▸ **Written request**
Collect from the data below each line with "taškai".

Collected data

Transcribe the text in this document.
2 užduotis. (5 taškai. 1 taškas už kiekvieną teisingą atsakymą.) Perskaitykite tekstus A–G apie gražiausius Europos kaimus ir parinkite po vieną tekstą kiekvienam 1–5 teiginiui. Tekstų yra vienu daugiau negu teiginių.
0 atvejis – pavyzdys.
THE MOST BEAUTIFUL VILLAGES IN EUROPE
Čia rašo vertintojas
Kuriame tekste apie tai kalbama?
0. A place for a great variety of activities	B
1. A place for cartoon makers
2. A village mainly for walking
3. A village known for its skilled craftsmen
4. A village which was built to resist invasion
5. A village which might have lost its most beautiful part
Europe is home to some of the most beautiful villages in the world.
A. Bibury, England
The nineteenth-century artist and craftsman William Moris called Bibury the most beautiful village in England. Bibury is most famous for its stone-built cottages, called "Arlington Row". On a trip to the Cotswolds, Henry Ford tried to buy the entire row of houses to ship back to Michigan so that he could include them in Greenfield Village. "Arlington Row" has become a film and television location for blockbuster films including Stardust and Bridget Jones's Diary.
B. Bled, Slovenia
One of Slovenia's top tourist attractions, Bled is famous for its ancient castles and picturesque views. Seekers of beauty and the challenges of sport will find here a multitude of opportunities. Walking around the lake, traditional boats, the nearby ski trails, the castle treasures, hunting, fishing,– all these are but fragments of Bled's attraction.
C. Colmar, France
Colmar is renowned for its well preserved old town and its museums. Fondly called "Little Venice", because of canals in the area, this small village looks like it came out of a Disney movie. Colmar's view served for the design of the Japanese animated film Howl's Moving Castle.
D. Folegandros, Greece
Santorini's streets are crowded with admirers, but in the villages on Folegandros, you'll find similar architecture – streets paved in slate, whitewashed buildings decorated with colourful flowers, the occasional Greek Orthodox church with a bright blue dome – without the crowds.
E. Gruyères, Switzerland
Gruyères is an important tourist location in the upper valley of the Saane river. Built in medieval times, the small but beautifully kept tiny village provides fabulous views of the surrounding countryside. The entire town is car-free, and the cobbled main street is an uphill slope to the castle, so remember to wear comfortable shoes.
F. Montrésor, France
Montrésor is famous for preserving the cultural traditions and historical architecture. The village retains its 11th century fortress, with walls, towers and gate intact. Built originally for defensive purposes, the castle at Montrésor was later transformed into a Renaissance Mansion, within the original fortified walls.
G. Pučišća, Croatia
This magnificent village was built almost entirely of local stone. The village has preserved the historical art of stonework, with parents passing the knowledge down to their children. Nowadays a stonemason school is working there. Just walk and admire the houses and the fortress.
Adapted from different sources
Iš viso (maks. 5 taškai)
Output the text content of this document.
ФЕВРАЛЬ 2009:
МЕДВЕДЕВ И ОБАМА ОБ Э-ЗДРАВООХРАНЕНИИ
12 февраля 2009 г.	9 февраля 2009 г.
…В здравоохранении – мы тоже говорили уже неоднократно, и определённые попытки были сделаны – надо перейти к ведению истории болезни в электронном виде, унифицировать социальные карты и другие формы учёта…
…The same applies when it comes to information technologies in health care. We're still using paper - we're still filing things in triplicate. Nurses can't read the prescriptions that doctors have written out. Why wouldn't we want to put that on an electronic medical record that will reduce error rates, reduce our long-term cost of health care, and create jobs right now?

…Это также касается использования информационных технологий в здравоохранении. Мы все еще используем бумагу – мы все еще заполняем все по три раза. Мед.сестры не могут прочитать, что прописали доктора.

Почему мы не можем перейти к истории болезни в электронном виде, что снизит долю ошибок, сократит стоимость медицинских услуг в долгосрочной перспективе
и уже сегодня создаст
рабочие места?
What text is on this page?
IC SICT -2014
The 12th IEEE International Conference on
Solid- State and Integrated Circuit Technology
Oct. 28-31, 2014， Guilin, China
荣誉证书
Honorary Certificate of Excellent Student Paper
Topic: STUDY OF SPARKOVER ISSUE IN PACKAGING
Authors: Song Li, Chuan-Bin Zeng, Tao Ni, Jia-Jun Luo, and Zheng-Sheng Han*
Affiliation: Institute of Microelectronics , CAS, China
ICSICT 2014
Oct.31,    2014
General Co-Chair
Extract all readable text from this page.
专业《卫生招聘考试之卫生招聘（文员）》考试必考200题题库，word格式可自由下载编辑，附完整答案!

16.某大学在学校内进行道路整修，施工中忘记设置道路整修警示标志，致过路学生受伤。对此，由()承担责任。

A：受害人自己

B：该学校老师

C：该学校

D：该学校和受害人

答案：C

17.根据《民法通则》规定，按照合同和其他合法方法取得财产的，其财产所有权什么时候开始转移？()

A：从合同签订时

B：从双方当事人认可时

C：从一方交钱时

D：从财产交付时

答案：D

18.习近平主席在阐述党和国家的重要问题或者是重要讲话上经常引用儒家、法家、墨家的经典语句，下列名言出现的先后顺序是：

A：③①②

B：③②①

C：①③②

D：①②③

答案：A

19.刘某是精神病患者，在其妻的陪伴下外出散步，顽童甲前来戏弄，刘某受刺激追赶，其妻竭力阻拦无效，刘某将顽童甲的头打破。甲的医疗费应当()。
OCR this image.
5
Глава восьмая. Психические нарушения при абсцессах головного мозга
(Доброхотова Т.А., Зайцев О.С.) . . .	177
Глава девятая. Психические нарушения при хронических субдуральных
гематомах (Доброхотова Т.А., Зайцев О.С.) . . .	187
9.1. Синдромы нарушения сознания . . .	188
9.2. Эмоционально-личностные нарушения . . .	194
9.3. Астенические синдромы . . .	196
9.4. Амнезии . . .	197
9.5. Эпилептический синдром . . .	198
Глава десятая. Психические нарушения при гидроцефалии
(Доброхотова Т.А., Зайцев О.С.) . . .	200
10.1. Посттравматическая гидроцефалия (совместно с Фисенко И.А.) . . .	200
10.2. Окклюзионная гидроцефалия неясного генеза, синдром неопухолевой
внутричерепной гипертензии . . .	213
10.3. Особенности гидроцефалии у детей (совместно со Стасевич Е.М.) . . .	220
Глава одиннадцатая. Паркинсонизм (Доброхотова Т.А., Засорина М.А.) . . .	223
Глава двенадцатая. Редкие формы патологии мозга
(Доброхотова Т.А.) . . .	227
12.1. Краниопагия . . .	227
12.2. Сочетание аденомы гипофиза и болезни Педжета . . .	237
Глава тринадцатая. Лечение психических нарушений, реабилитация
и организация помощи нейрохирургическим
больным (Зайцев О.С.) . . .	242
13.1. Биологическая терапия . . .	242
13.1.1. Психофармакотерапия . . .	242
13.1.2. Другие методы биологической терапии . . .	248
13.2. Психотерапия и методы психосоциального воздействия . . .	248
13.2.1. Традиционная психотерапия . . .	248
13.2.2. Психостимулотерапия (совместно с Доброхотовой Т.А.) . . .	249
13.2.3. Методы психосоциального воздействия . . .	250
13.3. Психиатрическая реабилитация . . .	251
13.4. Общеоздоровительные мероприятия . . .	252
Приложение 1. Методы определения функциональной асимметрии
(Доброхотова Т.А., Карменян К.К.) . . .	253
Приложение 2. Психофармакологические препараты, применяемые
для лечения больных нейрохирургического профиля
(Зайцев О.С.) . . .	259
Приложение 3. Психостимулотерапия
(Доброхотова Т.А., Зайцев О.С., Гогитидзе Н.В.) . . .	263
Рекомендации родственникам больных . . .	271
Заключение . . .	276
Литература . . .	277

▸ **Task solution**
2 užduotis. (5 taškai. 1 taškas už kiekvieną teisingą atsakymą.) Perskaitykite tekstus A–G apie gražiausius Europos kaimus ir parinkite po vieną tekstą kiekvienam 1–5 teiginiui. Tekstų yra vienu daugiau negu teiginių.
Iš viso (maks. 5 taškai)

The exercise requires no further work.